DATASET RECORDS.
***

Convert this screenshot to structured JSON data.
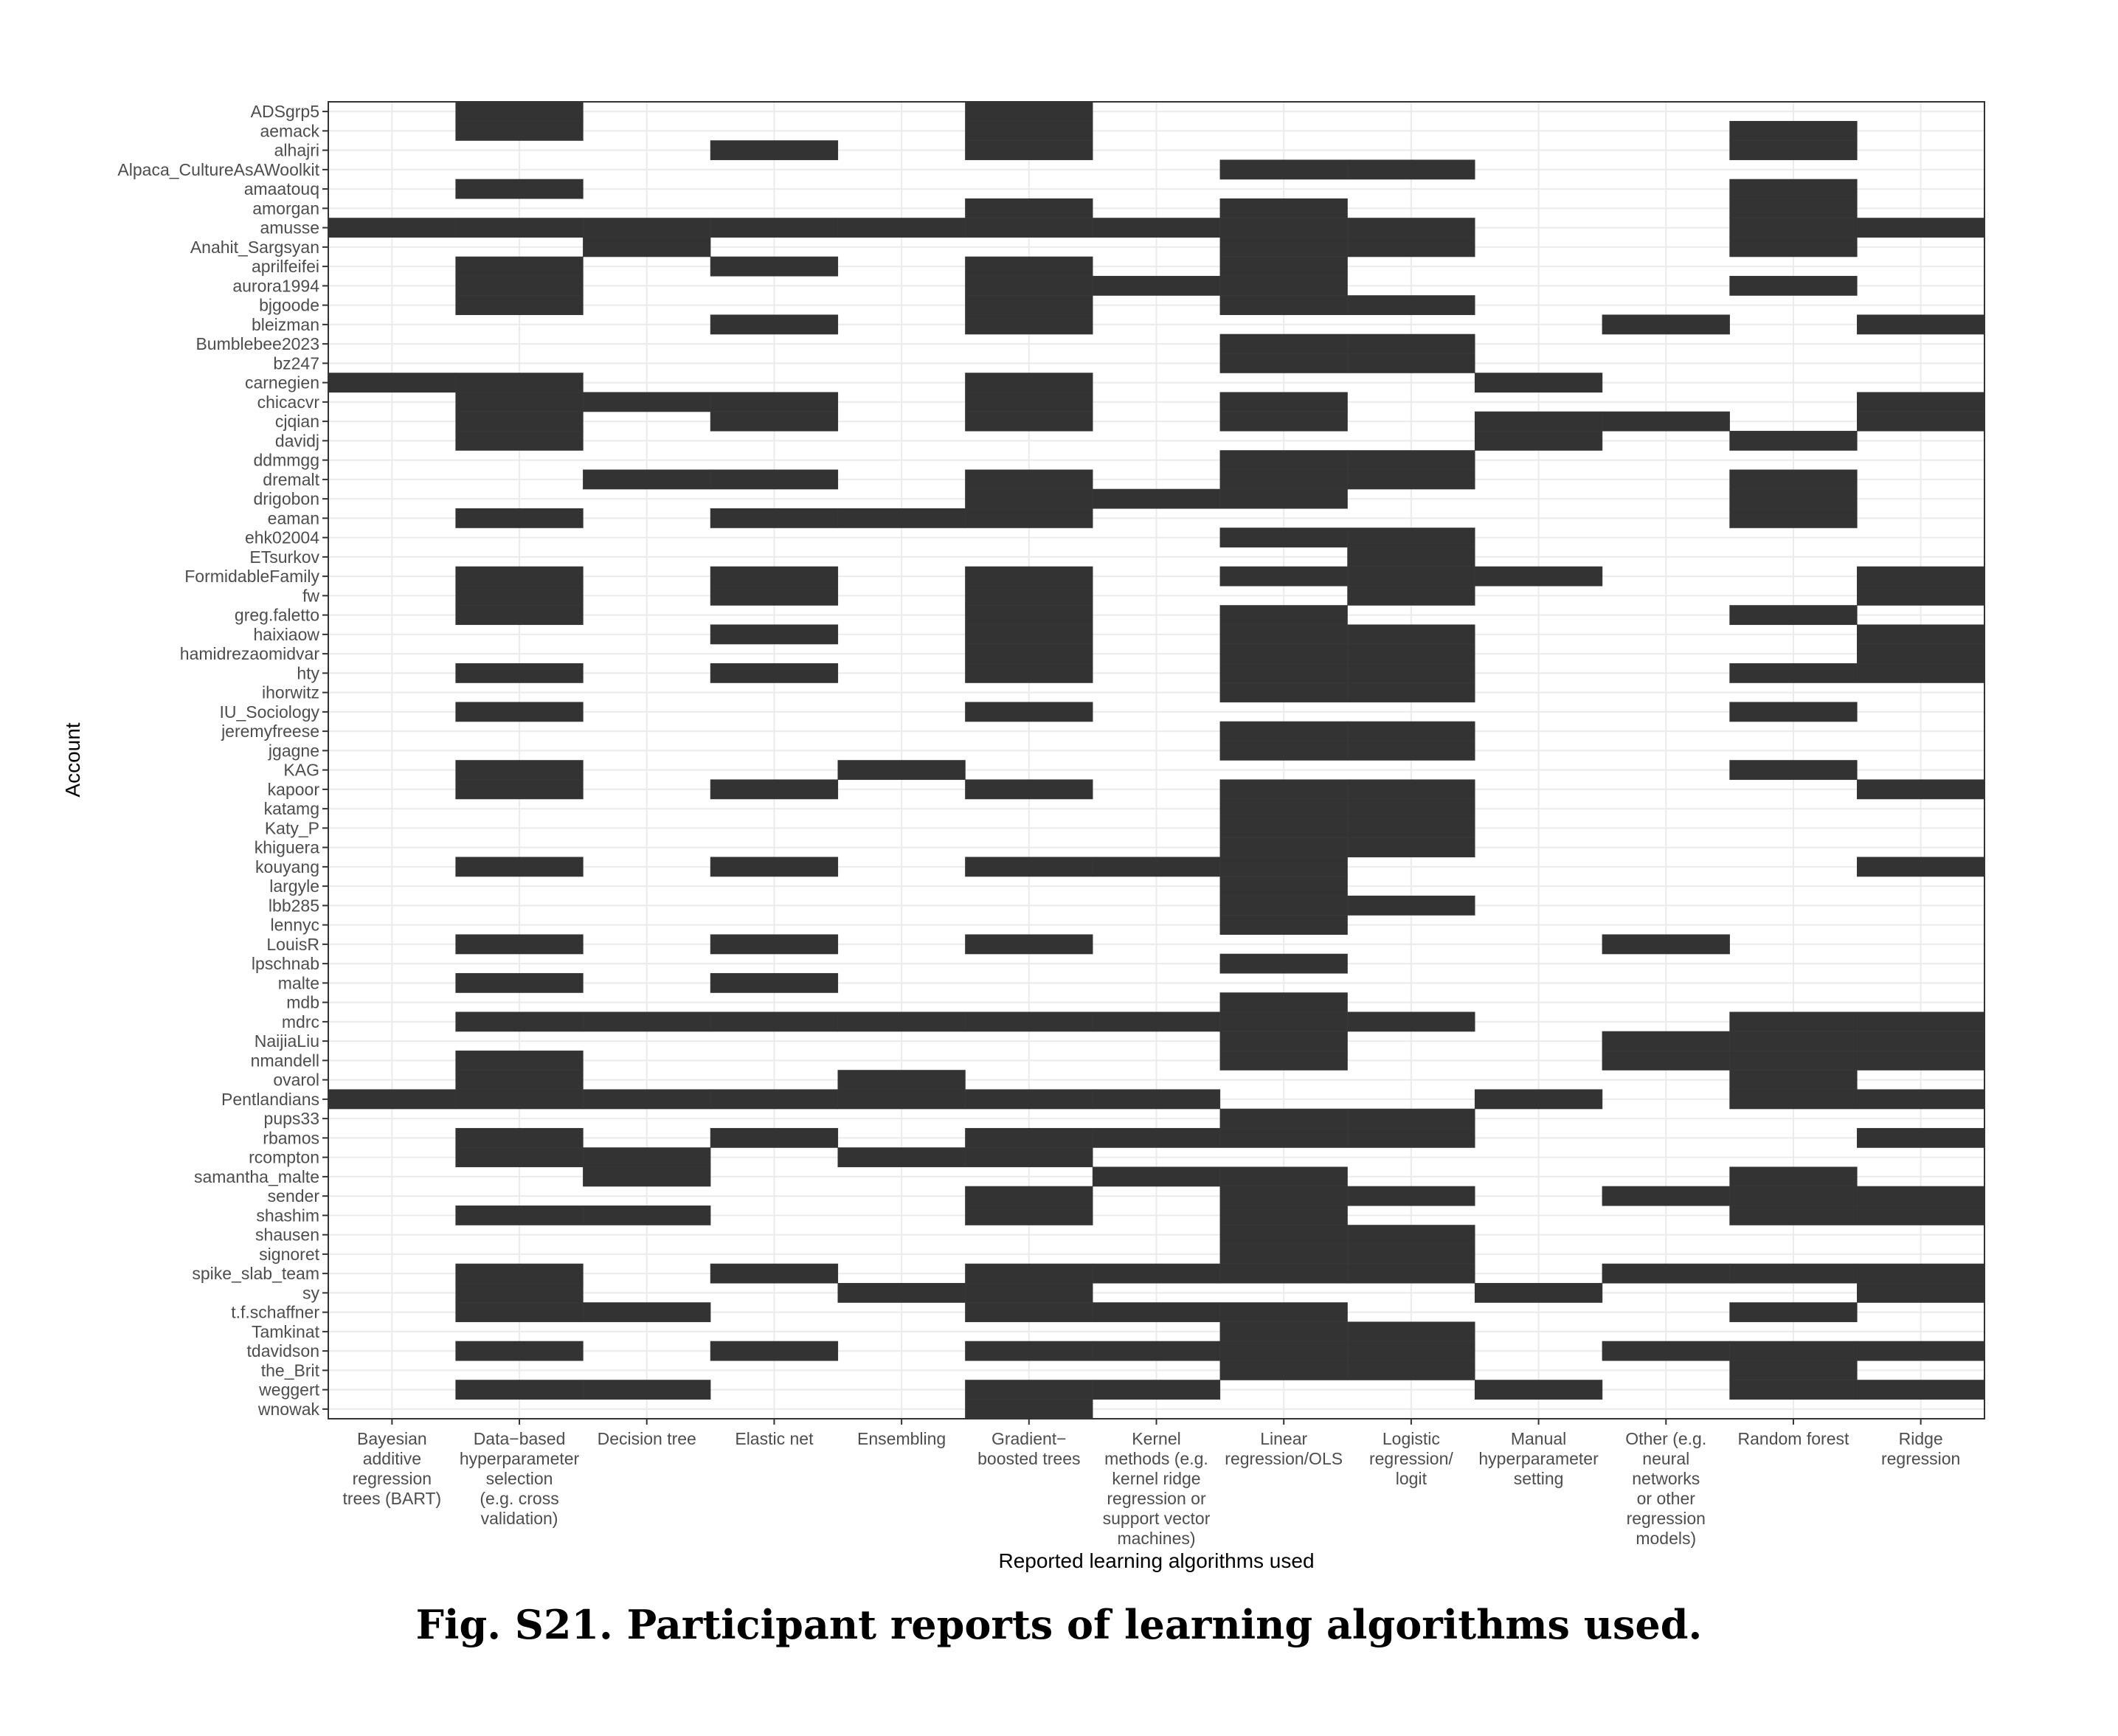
{
  "caption": "Fig. S21. Participant reports of learning algorithms used.",
  "chart_data": {
    "type": "heatmap",
    "xlabel": "Reported learning algorithms used",
    "ylabel": "Account",
    "fill_color": "#333333",
    "grid": true,
    "x_categories": [
      [
        "Bayesian",
        "additive",
        "regression",
        "trees (BART)"
      ],
      [
        "Data−based",
        "hyperparameter",
        "selection",
        "(e.g. cross",
        "validation)"
      ],
      [
        "Decision tree"
      ],
      [
        "Elastic net"
      ],
      [
        "Ensembling"
      ],
      [
        "Gradient−",
        "boosted trees"
      ],
      [
        "Kernel",
        "methods (e.g.",
        "kernel ridge",
        "regression or",
        "support vector",
        "machines)"
      ],
      [
        "Linear",
        "regression/OLS"
      ],
      [
        "Logistic",
        "regression/",
        "logit"
      ],
      [
        "Manual",
        "hyperparameter",
        "setting"
      ],
      [
        "Other (e.g.",
        "neural",
        "networks",
        "or other",
        "regression",
        "models)"
      ],
      [
        "Random forest"
      ],
      [
        "Ridge",
        "regression"
      ]
    ],
    "y_categories": [
      "ADSgrp5",
      "aemack",
      "alhajri",
      "Alpaca_CultureAsAWoolkit",
      "amaatouq",
      "amorgan",
      "amusse",
      "Anahit_Sargsyan",
      "aprilfeifei",
      "aurora1994",
      "bjgoode",
      "bleizman",
      "Bumblebee2023",
      "bz247",
      "carnegien",
      "chicacvr",
      "cjqian",
      "davidj",
      "ddmmgg",
      "dremalt",
      "drigobon",
      "eaman",
      "ehk02004",
      "ETsurkov",
      "FormidableFamily",
      "fw",
      "greg.faletto",
      "haixiaow",
      "hamidrezaomidvar",
      "hty",
      "ihorwitz",
      "IU_Sociology",
      "jeremyfreese",
      "jgagne",
      "KAG",
      "kapoor",
      "katamg",
      "Katy_P",
      "khiguera",
      "kouyang",
      "largyle",
      "lbb285",
      "lennyc",
      "LouisR",
      "lpschnab",
      "malte",
      "mdb",
      "mdrc",
      "NaijiaLiu",
      "nmandell",
      "ovarol",
      "Pentlandians",
      "pups33",
      "rbamos",
      "rcompton",
      "samantha_malte",
      "sender",
      "shashim",
      "shausen",
      "signoret",
      "spike_slab_team",
      "sy",
      "t.f.schaffner",
      "Tamkinat",
      "tdavidson",
      "the_Brit",
      "weggert",
      "wnowak"
    ],
    "cells": [
      [
        0,
        1
      ],
      [
        0,
        5
      ],
      [
        1,
        1
      ],
      [
        1,
        5
      ],
      [
        1,
        11
      ],
      [
        2,
        3
      ],
      [
        2,
        5
      ],
      [
        2,
        11
      ],
      [
        3,
        7
      ],
      [
        3,
        8
      ],
      [
        4,
        1
      ],
      [
        4,
        11
      ],
      [
        5,
        5
      ],
      [
        5,
        7
      ],
      [
        5,
        11
      ],
      [
        6,
        0
      ],
      [
        6,
        1
      ],
      [
        6,
        2
      ],
      [
        6,
        3
      ],
      [
        6,
        4
      ],
      [
        6,
        5
      ],
      [
        6,
        6
      ],
      [
        6,
        7
      ],
      [
        6,
        8
      ],
      [
        6,
        11
      ],
      [
        6,
        12
      ],
      [
        7,
        2
      ],
      [
        7,
        7
      ],
      [
        7,
        8
      ],
      [
        7,
        11
      ],
      [
        8,
        1
      ],
      [
        8,
        3
      ],
      [
        8,
        5
      ],
      [
        8,
        7
      ],
      [
        9,
        1
      ],
      [
        9,
        5
      ],
      [
        9,
        6
      ],
      [
        9,
        7
      ],
      [
        9,
        11
      ],
      [
        10,
        1
      ],
      [
        10,
        5
      ],
      [
        10,
        7
      ],
      [
        10,
        8
      ],
      [
        11,
        3
      ],
      [
        11,
        5
      ],
      [
        11,
        10
      ],
      [
        11,
        12
      ],
      [
        12,
        7
      ],
      [
        12,
        8
      ],
      [
        13,
        7
      ],
      [
        13,
        8
      ],
      [
        14,
        0
      ],
      [
        14,
        1
      ],
      [
        14,
        5
      ],
      [
        14,
        9
      ],
      [
        15,
        1
      ],
      [
        15,
        2
      ],
      [
        15,
        3
      ],
      [
        15,
        5
      ],
      [
        15,
        7
      ],
      [
        15,
        12
      ],
      [
        16,
        1
      ],
      [
        16,
        3
      ],
      [
        16,
        5
      ],
      [
        16,
        7
      ],
      [
        16,
        9
      ],
      [
        16,
        10
      ],
      [
        16,
        12
      ],
      [
        17,
        1
      ],
      [
        17,
        9
      ],
      [
        17,
        11
      ],
      [
        18,
        7
      ],
      [
        18,
        8
      ],
      [
        19,
        2
      ],
      [
        19,
        3
      ],
      [
        19,
        5
      ],
      [
        19,
        7
      ],
      [
        19,
        8
      ],
      [
        19,
        11
      ],
      [
        20,
        5
      ],
      [
        20,
        6
      ],
      [
        20,
        7
      ],
      [
        20,
        11
      ],
      [
        21,
        1
      ],
      [
        21,
        3
      ],
      [
        21,
        4
      ],
      [
        21,
        5
      ],
      [
        21,
        11
      ],
      [
        22,
        7
      ],
      [
        22,
        8
      ],
      [
        23,
        8
      ],
      [
        24,
        1
      ],
      [
        24,
        3
      ],
      [
        24,
        5
      ],
      [
        24,
        7
      ],
      [
        24,
        8
      ],
      [
        24,
        9
      ],
      [
        24,
        12
      ],
      [
        25,
        1
      ],
      [
        25,
        3
      ],
      [
        25,
        5
      ],
      [
        25,
        8
      ],
      [
        25,
        12
      ],
      [
        26,
        1
      ],
      [
        26,
        5
      ],
      [
        26,
        7
      ],
      [
        26,
        11
      ],
      [
        27,
        3
      ],
      [
        27,
        5
      ],
      [
        27,
        7
      ],
      [
        27,
        8
      ],
      [
        27,
        12
      ],
      [
        28,
        5
      ],
      [
        28,
        7
      ],
      [
        28,
        8
      ],
      [
        28,
        12
      ],
      [
        29,
        1
      ],
      [
        29,
        3
      ],
      [
        29,
        5
      ],
      [
        29,
        7
      ],
      [
        29,
        8
      ],
      [
        29,
        11
      ],
      [
        29,
        12
      ],
      [
        30,
        7
      ],
      [
        30,
        8
      ],
      [
        31,
        1
      ],
      [
        31,
        5
      ],
      [
        31,
        11
      ],
      [
        32,
        7
      ],
      [
        32,
        8
      ],
      [
        33,
        7
      ],
      [
        33,
        8
      ],
      [
        34,
        1
      ],
      [
        34,
        4
      ],
      [
        34,
        11
      ],
      [
        35,
        1
      ],
      [
        35,
        3
      ],
      [
        35,
        5
      ],
      [
        35,
        7
      ],
      [
        35,
        8
      ],
      [
        35,
        12
      ],
      [
        36,
        7
      ],
      [
        36,
        8
      ],
      [
        37,
        7
      ],
      [
        37,
        8
      ],
      [
        38,
        7
      ],
      [
        38,
        8
      ],
      [
        39,
        1
      ],
      [
        39,
        3
      ],
      [
        39,
        5
      ],
      [
        39,
        6
      ],
      [
        39,
        7
      ],
      [
        39,
        12
      ],
      [
        40,
        7
      ],
      [
        41,
        7
      ],
      [
        41,
        8
      ],
      [
        42,
        7
      ],
      [
        43,
        1
      ],
      [
        43,
        3
      ],
      [
        43,
        5
      ],
      [
        43,
        10
      ],
      [
        44,
        7
      ],
      [
        45,
        1
      ],
      [
        45,
        3
      ],
      [
        46,
        7
      ],
      [
        47,
        1
      ],
      [
        47,
        2
      ],
      [
        47,
        3
      ],
      [
        47,
        4
      ],
      [
        47,
        5
      ],
      [
        47,
        6
      ],
      [
        47,
        7
      ],
      [
        47,
        8
      ],
      [
        47,
        11
      ],
      [
        47,
        12
      ],
      [
        48,
        7
      ],
      [
        48,
        10
      ],
      [
        48,
        11
      ],
      [
        48,
        12
      ],
      [
        49,
        1
      ],
      [
        49,
        7
      ],
      [
        49,
        10
      ],
      [
        49,
        11
      ],
      [
        49,
        12
      ],
      [
        50,
        1
      ],
      [
        50,
        4
      ],
      [
        50,
        11
      ],
      [
        51,
        0
      ],
      [
        51,
        1
      ],
      [
        51,
        2
      ],
      [
        51,
        3
      ],
      [
        51,
        4
      ],
      [
        51,
        5
      ],
      [
        51,
        6
      ],
      [
        51,
        9
      ],
      [
        51,
        11
      ],
      [
        51,
        12
      ],
      [
        52,
        7
      ],
      [
        52,
        8
      ],
      [
        53,
        1
      ],
      [
        53,
        3
      ],
      [
        53,
        5
      ],
      [
        53,
        6
      ],
      [
        53,
        7
      ],
      [
        53,
        8
      ],
      [
        53,
        12
      ],
      [
        54,
        1
      ],
      [
        54,
        2
      ],
      [
        54,
        4
      ],
      [
        54,
        5
      ],
      [
        55,
        2
      ],
      [
        55,
        6
      ],
      [
        55,
        7
      ],
      [
        55,
        11
      ],
      [
        56,
        5
      ],
      [
        56,
        7
      ],
      [
        56,
        8
      ],
      [
        56,
        10
      ],
      [
        56,
        11
      ],
      [
        56,
        12
      ],
      [
        57,
        1
      ],
      [
        57,
        2
      ],
      [
        57,
        5
      ],
      [
        57,
        7
      ],
      [
        57,
        11
      ],
      [
        57,
        12
      ],
      [
        58,
        7
      ],
      [
        58,
        8
      ],
      [
        59,
        7
      ],
      [
        59,
        8
      ],
      [
        60,
        1
      ],
      [
        60,
        3
      ],
      [
        60,
        5
      ],
      [
        60,
        6
      ],
      [
        60,
        7
      ],
      [
        60,
        8
      ],
      [
        60,
        10
      ],
      [
        60,
        11
      ],
      [
        60,
        12
      ],
      [
        61,
        1
      ],
      [
        61,
        4
      ],
      [
        61,
        5
      ],
      [
        61,
        9
      ],
      [
        61,
        12
      ],
      [
        62,
        1
      ],
      [
        62,
        2
      ],
      [
        62,
        5
      ],
      [
        62,
        6
      ],
      [
        62,
        7
      ],
      [
        62,
        11
      ],
      [
        63,
        7
      ],
      [
        63,
        8
      ],
      [
        64,
        1
      ],
      [
        64,
        3
      ],
      [
        64,
        5
      ],
      [
        64,
        6
      ],
      [
        64,
        7
      ],
      [
        64,
        8
      ],
      [
        64,
        10
      ],
      [
        64,
        11
      ],
      [
        64,
        12
      ],
      [
        65,
        7
      ],
      [
        65,
        8
      ],
      [
        65,
        11
      ],
      [
        66,
        1
      ],
      [
        66,
        2
      ],
      [
        66,
        5
      ],
      [
        66,
        6
      ],
      [
        66,
        9
      ],
      [
        66,
        11
      ],
      [
        66,
        12
      ],
      [
        67,
        5
      ]
    ]
  }
}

***

WHAT THIS TASK INVOLVES. Of the lines in the listing, how many hold the word "used"? Nothing but the number is needed.

EXERCISE RESULT. 2